## Start Rows

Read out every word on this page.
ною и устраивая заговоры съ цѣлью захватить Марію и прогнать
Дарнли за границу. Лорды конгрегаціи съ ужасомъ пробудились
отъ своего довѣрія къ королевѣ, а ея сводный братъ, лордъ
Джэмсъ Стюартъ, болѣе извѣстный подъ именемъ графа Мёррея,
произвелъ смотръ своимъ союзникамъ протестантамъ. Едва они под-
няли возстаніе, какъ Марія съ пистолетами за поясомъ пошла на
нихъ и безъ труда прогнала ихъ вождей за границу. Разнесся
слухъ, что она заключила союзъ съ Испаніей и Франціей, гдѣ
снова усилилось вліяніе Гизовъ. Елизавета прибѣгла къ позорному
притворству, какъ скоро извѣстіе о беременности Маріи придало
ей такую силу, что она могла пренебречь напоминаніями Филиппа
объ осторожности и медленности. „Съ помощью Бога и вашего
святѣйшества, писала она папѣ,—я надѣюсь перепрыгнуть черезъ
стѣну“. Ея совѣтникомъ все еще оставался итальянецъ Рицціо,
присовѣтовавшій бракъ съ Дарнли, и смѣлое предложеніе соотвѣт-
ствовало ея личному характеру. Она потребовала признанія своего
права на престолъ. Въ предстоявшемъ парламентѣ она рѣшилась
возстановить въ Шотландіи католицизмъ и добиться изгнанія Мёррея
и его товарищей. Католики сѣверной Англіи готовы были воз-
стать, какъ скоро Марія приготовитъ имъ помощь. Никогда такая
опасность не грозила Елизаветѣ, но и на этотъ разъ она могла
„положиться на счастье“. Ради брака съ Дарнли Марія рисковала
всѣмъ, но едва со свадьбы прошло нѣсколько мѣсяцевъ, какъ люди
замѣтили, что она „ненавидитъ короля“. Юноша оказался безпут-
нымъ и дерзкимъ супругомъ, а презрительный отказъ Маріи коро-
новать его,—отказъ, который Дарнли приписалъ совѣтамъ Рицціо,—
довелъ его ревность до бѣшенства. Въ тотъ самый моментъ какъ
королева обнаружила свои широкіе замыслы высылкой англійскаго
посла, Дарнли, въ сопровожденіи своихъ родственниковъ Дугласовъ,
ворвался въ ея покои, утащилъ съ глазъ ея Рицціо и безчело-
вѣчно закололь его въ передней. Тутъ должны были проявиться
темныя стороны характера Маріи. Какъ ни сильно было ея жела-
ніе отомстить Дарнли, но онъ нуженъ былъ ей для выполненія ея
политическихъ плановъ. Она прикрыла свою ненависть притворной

## End Rows

Please repeat the material above, word for word and in full.

| Answer for this exercise |
Read out every word on this page.
ною и устраивая заговоры съ цѣлью захватить Марію и прогнать
Дарнли за границу. Лорды конгрегаціи съ ужасомъ пробудились
отъ своего довѣрія къ королевѣ, а ея сводный братъ, лордъ
Джэмсъ Стюартъ, болѣе извѣстный подъ именемъ графа Мёррея,
произвелъ смотръ своимъ союзникамъ протестантамъ. Едва они под-
няли возстаніе, какъ Марія съ пистолетами за поясомъ пошла на
нихъ и безъ труда прогнала ихъ вождей за границу. Разнесся
слухъ, что она заключила союзъ съ Испаніей и Франціей, гдѣ
снова усилилось вліяніе Гизовъ. Елизавета прибѣгла къ позорному
притворству, какъ скоро извѣстіе о беременности Маріи придало
ей такую силу, что она могла пренебречь напоминаніями Филиппа
объ осторожности и медленности. „Съ помощью Бога и вашего
святѣйшества, писала она папѣ,—я надѣюсь перепрыгнуть черезъ
стѣну“. Ея совѣтникомъ все еще оставался итальянецъ Рицціо,
присовѣтовавшій бракъ съ Дарнли, и смѣлое предложеніе соотвѣт-
ствовало ея личному характеру. Она потребовала признанія своего
права на престолъ. Въ предстоявшемъ парламентѣ она рѣшилась
возстановить въ Шотландіи католицизмъ и добиться изгнанія Мёррея
и его товарищей. Католики сѣверной Англіи готовы были воз-
стать, какъ скоро Марія приготовитъ имъ помощь. Никогда такая
опасность не грозила Елизаветѣ, но и на этотъ разъ она могла
„положиться на счастье“. Ради брака съ Дарнли Марія рисковала
всѣмъ, но едва со свадьбы прошло нѣсколько мѣсяцевъ, какъ люди
замѣтили, что она „ненавидитъ короля“. Юноша оказался безпут-
нымъ и дерзкимъ супругомъ, а презрительный отказъ Маріи коро-
новать его,—отказъ, который Дарнли приписалъ совѣтамъ Рицціо,—
довелъ его ревность до бѣшенства. Въ тотъ самый моментъ какъ
королева обнаружила свои широкіе замыслы высылкой англійскаго
посла, Дарнли, въ сопровожденіи своихъ родственниковъ Дугласовъ,
ворвался въ ея покои, утащилъ съ глазъ ея Рицціо и безчело-
вѣчно закололь его въ передней. Тутъ должны были проявиться
темныя стороны характера Маріи. Какъ ни сильно было ея жела-
ніе отомстить Дарнли, но онъ нуженъ былъ ей для выполненія ея
политическихъ плановъ. Она прикрыла свою ненависть притворной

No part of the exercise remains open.